DATA FOR PROCESSING
* START *

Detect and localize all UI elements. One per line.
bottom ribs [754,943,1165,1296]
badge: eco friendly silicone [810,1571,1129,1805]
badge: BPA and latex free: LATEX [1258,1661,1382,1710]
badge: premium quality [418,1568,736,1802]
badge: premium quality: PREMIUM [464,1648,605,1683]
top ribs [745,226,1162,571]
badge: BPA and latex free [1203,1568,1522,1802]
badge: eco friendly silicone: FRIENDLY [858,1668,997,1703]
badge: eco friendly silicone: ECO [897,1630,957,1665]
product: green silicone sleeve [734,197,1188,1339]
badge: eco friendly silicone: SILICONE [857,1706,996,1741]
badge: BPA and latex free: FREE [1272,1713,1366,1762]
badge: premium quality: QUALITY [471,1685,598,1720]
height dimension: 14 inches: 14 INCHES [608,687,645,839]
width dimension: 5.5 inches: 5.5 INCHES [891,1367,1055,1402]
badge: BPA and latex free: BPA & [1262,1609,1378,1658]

* END *

DIRECTION
Copy out the rows word for word, beginning with the very first row and continuing through the row that contains "badge: BPA and latex free: FREE", with both of those rows included.

EXPECTED ANSWER
Detect and localize all UI elements. One per line.
bottom ribs [754,943,1165,1296]
badge: eco friendly silicone [810,1571,1129,1805]
badge: BPA and latex free: LATEX [1258,1661,1382,1710]
badge: premium quality [418,1568,736,1802]
badge: premium quality: PREMIUM [464,1648,605,1683]
top ribs [745,226,1162,571]
badge: BPA and latex free [1203,1568,1522,1802]
badge: eco friendly silicone: FRIENDLY [858,1668,997,1703]
badge: eco friendly silicone: ECO [897,1630,957,1665]
product: green silicone sleeve [734,197,1188,1339]
badge: eco friendly silicone: SILICONE [857,1706,996,1741]
badge: BPA and latex free: FREE [1272,1713,1366,1762]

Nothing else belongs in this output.